| Aim of the task |
Would you extract the whole listing below and retype it exactly?

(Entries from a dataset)

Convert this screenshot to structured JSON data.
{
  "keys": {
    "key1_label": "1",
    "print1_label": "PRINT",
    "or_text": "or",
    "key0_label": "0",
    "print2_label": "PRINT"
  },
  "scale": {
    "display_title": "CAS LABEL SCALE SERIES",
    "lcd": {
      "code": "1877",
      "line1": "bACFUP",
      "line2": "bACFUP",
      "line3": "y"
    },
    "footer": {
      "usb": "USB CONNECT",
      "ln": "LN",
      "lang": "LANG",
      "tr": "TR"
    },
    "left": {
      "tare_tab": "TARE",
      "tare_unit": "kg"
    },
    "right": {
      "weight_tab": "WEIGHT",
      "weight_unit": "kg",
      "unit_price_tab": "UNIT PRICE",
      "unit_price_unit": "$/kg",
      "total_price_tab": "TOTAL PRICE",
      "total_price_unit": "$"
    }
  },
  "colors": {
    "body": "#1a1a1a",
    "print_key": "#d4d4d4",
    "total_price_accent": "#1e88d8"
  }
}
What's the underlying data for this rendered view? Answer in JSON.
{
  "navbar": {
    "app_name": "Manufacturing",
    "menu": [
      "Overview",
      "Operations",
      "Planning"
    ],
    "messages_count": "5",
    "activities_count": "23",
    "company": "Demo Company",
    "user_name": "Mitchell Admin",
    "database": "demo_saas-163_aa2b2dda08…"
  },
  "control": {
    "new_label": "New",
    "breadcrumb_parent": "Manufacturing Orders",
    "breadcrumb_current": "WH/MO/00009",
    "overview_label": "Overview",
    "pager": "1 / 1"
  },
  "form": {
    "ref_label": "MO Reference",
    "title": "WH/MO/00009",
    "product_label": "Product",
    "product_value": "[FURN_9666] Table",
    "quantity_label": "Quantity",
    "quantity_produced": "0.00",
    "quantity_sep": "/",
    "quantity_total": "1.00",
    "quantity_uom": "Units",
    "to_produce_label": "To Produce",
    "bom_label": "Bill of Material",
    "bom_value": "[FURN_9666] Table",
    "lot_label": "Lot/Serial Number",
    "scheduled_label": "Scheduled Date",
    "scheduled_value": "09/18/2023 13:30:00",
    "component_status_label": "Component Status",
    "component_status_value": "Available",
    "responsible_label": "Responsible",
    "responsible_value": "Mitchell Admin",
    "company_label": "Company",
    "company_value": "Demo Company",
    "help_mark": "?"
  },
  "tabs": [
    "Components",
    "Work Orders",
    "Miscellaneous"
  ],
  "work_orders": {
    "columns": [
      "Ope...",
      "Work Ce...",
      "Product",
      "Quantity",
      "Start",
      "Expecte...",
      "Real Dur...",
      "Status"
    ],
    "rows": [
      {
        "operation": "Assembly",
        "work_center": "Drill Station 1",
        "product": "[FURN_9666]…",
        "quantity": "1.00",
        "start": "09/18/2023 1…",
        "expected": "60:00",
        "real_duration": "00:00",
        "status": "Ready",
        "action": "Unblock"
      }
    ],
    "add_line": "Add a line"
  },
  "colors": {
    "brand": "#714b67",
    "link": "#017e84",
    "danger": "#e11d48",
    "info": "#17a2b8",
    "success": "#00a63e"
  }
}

| Final result |
Convert this screenshot to structured JSON data.
{
  "keys": {
    "key1_label": "1",
    "print1_label": "PRINT",
    "or_text": "or",
    "key0_label": "0",
    "print2_label": "PRINT"
  },
  "scale": {
    "display_title": "CAS LABEL SCALE SERIES",
    "lcd": {
      "code": "1877",
      "line1": "bACFUP",
      "line2": "bACFUP",
      "line3": "y"
    },
    "footer": {
      "usb": "USB CONNECT",
      "ln": "LN",
      "lang": "LANG",
      "tr": "TR"
    },
    "left": {
      "tare_tab": "TARE",
      "tare_unit": "kg"
    },
    "right": {
      "weight_tab": "WEIGHT",
      "weight_unit": "kg",
      "unit_price_tab": "UNIT PRICE",
      "unit_price_unit": "$/kg",
      "total_price_tab": "TOTAL PRICE",
      "total_price_unit": "$"
    }
  },
  "colors": {
    "body": "#1a1a1a",
    "print_key": "#d4d4d4",
    "total_price_accent": "#1e88d8"
  }
}
What's the underlying data for this rendered view? Answer in JSON.
{
  "navbar": {
    "app_name": "Manufacturing",
    "menu": [
      "Overview",
      "Operations",
      "Planning"
    ],
    "messages_count": "5",
    "activities_count": "23",
    "company": "Demo Company",
    "user_name": "Mitchell Admin",
    "database": "demo_saas-163_aa2b2dda08…"
  },
  "control": {
    "new_label": "New",
    "breadcrumb_parent": "Manufacturing Orders",
    "breadcrumb_current": "WH/MO/00009",
    "overview_label": "Overview",
    "pager": "1 / 1"
  },
  "form": {
    "ref_label": "MO Reference",
    "title": "WH/MO/00009",
    "product_label": "Product",
    "product_value": "[FURN_9666] Table",
    "quantity_label": "Quantity",
    "quantity_produced": "0.00",
    "quantity_sep": "/",
    "quantity_total": "1.00",
    "quantity_uom": "Units",
    "to_produce_label": "To Produce",
    "bom_label": "Bill of Material",
    "bom_value": "[FURN_9666] Table",
    "lot_label": "Lot/Serial Number",
    "scheduled_label": "Scheduled Date",
    "scheduled_value": "09/18/2023 13:30:00",
    "component_status_label": "Component Status",
    "component_status_value": "Available",
    "responsible_label": "Responsible",
    "responsible_value": "Mitchell Admin",
    "company_label": "Company",
    "company_value": "Demo Company",
    "help_mark": "?"
  },
  "tabs": [
    "Components",
    "Work Orders",
    "Miscellaneous"
  ],
  "work_orders": {
    "columns": [
      "Ope...",
      "Work Ce...",
      "Product",
      "Quantity",
      "Start",
      "Expecte...",
      "Real Dur...",
      "Status"
    ],
    "rows": [
      {
        "operation": "Assembly",
        "work_center": "Drill Station 1",
        "product": "[FURN_9666]…",
        "quantity": "1.00",
        "start": "09/18/2023 1…",
        "expected": "60:00",
        "real_duration": "00:00",
        "status": "Ready",
        "action": "Unblock"
      }
    ],
    "add_line": "Add a line"
  },
  "colors": {
    "brand": "#714b67",
    "link": "#017e84",
    "danger": "#e11d48",
    "info": "#17a2b8",
    "success": "#00a63e"
  }
}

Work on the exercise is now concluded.